§ What you need to do
Find the line containing "What text is on this page?" in the material below; copy that line and all following lines exactly.

A block of data:
[start]

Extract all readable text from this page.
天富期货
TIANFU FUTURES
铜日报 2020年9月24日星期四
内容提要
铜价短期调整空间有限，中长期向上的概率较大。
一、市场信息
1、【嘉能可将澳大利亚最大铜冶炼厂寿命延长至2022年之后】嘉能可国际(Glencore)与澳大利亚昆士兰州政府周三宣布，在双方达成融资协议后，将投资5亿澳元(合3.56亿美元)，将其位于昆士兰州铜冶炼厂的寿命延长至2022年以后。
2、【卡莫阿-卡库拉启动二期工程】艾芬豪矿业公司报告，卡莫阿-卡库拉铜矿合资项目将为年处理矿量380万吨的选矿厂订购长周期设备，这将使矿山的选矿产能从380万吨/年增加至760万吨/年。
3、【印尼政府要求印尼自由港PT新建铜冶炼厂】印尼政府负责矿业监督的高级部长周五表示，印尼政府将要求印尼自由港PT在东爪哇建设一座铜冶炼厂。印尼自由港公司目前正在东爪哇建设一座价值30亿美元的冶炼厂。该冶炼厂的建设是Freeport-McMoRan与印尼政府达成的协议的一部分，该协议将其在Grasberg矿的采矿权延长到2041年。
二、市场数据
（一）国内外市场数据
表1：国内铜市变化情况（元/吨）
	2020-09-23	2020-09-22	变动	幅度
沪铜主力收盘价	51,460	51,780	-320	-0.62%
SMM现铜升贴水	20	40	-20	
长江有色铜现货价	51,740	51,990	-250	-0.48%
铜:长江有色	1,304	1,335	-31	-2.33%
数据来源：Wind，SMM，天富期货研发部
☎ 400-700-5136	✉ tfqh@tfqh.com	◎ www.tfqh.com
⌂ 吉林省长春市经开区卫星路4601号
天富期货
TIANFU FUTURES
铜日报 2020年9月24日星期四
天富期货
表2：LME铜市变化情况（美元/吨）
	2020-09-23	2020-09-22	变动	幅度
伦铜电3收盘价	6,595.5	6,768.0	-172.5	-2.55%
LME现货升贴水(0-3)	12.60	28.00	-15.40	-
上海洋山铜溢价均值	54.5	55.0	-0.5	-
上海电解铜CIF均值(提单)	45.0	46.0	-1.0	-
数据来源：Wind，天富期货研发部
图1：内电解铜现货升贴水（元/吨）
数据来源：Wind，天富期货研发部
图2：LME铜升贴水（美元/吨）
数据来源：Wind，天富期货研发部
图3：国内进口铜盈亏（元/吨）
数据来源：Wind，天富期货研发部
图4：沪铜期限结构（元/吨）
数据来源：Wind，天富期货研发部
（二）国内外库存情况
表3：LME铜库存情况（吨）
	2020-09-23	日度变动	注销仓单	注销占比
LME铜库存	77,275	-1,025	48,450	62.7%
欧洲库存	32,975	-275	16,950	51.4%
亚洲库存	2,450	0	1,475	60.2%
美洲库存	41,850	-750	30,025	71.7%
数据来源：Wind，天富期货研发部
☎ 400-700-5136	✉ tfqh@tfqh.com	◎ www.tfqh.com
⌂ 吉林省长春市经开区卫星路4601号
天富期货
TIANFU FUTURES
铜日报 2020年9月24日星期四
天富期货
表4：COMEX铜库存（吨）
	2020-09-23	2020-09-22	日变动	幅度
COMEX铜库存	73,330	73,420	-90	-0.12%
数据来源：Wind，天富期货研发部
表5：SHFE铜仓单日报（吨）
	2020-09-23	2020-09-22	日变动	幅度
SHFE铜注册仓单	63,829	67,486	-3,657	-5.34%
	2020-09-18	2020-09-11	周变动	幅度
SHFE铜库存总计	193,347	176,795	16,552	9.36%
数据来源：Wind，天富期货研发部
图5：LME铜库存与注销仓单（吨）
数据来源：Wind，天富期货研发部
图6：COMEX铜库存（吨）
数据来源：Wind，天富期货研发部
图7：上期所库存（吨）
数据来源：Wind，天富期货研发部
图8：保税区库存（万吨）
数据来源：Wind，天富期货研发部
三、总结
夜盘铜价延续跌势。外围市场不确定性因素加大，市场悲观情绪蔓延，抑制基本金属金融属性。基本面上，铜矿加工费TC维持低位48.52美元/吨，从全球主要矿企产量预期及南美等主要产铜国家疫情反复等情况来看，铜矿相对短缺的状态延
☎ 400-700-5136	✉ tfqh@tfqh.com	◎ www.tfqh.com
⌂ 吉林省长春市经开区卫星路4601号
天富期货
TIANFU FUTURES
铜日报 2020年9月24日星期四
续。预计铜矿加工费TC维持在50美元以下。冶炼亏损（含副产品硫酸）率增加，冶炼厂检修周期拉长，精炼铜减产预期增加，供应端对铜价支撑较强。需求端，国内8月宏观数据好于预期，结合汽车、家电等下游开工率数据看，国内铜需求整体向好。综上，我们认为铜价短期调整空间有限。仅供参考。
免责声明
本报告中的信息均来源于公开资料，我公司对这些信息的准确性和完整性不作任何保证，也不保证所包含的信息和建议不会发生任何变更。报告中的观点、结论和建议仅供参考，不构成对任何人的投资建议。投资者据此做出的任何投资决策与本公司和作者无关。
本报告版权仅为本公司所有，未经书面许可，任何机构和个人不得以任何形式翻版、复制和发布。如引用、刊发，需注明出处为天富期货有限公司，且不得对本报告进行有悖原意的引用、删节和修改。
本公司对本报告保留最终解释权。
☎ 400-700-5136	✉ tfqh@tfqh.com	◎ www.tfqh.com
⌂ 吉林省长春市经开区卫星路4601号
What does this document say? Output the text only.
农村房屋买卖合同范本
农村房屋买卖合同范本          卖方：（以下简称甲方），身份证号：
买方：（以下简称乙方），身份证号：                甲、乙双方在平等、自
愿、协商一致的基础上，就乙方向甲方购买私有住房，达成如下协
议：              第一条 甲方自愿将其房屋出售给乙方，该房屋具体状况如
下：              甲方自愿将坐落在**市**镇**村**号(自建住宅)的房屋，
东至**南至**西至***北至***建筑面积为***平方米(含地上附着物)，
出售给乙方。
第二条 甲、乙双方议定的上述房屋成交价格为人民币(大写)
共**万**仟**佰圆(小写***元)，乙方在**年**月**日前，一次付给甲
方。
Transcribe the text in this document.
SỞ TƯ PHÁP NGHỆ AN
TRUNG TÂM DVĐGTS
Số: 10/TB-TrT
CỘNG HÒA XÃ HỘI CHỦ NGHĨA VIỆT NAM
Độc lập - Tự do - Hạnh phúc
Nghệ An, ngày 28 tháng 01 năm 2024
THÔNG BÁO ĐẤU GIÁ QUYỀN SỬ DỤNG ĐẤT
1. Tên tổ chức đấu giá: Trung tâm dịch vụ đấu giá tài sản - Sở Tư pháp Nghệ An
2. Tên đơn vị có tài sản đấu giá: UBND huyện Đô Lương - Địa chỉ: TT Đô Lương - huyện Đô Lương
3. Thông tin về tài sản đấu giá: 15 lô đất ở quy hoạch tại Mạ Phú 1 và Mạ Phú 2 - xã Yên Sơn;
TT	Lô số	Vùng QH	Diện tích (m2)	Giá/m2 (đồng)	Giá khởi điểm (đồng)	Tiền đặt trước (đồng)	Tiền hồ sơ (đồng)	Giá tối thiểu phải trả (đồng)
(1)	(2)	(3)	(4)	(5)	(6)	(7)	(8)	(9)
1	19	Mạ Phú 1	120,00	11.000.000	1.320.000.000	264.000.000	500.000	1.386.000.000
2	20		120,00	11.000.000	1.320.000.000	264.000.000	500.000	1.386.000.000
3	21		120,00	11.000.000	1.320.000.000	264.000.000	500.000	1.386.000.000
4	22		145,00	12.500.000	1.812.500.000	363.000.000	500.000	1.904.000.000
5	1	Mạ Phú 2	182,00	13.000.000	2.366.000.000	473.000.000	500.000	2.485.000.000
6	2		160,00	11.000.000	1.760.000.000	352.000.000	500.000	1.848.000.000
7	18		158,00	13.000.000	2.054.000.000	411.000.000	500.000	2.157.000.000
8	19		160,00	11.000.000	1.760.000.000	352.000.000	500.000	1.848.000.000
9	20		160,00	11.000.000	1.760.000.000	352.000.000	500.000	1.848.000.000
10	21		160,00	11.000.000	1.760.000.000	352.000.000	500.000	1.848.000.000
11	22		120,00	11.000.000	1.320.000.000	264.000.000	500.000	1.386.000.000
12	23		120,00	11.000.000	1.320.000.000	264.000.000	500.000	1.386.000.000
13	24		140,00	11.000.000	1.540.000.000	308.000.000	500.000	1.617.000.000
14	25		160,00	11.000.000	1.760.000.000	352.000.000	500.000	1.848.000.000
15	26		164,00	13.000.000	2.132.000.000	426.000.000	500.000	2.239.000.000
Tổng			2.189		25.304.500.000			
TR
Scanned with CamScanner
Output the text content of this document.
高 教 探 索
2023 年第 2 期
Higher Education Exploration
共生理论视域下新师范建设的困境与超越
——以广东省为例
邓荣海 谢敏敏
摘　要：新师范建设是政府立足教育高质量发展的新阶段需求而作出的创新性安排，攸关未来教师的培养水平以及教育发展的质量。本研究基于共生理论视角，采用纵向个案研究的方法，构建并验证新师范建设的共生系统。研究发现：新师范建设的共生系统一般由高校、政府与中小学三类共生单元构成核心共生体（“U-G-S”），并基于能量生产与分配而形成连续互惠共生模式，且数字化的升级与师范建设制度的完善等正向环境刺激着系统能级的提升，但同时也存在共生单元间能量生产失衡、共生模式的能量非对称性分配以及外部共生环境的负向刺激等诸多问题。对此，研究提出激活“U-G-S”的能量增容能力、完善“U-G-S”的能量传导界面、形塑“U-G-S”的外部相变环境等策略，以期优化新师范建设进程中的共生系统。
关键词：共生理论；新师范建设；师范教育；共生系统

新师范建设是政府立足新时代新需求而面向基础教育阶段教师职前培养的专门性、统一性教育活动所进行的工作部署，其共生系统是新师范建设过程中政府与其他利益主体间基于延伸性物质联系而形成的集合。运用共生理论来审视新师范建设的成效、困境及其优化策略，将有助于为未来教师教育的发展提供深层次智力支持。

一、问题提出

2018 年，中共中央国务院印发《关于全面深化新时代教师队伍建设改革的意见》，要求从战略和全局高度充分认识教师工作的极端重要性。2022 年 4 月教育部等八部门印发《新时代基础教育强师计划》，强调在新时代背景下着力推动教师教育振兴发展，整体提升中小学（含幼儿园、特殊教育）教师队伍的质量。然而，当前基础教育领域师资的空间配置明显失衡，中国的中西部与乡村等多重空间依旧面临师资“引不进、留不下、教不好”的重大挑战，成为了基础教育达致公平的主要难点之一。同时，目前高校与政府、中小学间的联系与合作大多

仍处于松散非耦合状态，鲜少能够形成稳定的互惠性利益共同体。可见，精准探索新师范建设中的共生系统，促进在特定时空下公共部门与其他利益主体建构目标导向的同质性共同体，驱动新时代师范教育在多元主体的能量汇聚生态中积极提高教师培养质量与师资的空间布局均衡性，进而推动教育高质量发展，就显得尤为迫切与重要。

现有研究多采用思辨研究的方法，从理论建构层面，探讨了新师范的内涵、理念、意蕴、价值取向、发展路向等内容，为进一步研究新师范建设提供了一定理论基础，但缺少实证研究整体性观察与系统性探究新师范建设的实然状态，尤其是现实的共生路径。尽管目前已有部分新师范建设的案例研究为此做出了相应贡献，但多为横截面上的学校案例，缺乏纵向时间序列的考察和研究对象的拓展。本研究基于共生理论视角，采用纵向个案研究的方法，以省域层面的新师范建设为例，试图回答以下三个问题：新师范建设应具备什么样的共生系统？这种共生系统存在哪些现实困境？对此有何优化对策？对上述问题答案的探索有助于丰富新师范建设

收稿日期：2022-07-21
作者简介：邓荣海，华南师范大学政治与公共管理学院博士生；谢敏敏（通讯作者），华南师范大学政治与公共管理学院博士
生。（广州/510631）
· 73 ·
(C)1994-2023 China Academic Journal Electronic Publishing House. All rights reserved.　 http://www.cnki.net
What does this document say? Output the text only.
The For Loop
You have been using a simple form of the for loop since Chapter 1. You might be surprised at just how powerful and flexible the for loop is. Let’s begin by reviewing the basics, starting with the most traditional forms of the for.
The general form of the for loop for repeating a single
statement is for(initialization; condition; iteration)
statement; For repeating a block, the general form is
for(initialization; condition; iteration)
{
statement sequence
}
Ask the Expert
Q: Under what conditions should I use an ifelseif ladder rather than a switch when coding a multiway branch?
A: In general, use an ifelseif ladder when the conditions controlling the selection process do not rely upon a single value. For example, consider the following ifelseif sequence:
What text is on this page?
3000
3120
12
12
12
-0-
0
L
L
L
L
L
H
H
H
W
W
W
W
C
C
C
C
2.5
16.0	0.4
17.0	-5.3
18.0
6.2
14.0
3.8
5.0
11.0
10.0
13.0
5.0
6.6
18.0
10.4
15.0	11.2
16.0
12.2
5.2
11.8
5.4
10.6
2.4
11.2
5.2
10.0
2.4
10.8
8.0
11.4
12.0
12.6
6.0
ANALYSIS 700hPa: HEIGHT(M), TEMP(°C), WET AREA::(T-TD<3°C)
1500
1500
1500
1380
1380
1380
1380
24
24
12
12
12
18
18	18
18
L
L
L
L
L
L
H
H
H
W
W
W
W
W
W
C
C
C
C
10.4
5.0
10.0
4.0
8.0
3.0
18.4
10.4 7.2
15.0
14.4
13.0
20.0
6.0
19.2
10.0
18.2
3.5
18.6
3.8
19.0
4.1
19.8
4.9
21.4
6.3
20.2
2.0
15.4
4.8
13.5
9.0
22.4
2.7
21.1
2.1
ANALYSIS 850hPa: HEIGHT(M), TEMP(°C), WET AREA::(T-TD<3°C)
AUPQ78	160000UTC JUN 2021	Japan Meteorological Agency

[end]

§ Complete answer
What text is on this page?
3000
3120
12
12
12
-0-
0
L
L
L
L
L
H
H
H
W
W
W
W
C
C
C
C
2.5
16.0	0.4
17.0	-5.3
18.0
6.2
14.0
3.8
5.0
11.0
10.0
13.0
5.0
6.6
18.0
10.4
15.0	11.2
16.0
12.2
5.2
11.8
5.4
10.6
2.4
11.2
5.2
10.0
2.4
10.8
8.0
11.4
12.0
12.6
6.0
ANALYSIS 700hPa: HEIGHT(M), TEMP(°C), WET AREA::(T-TD<3°C)
1500
1500
1500
1380
1380
1380
1380
24
24
12
12
12
18
18	18
18
L
L
L
L
L
L
H
H
H
W
W
W
W
W
W
C
C
C
C
10.4
5.0
10.0
4.0
8.0
3.0
18.4
10.4 7.2
15.0
14.4
13.0
20.0
6.0
19.2
10.0
18.2
3.5
18.6
3.8
19.0
4.1
19.8
4.9
21.4
6.3
20.2
2.0
15.4
4.8
13.5
9.0
22.4
2.7
21.1
2.1
ANALYSIS 850hPa: HEIGHT(M), TEMP(°C), WET AREA::(T-TD<3°C)
AUPQ78	160000UTC JUN 2021	Japan Meteorological Agency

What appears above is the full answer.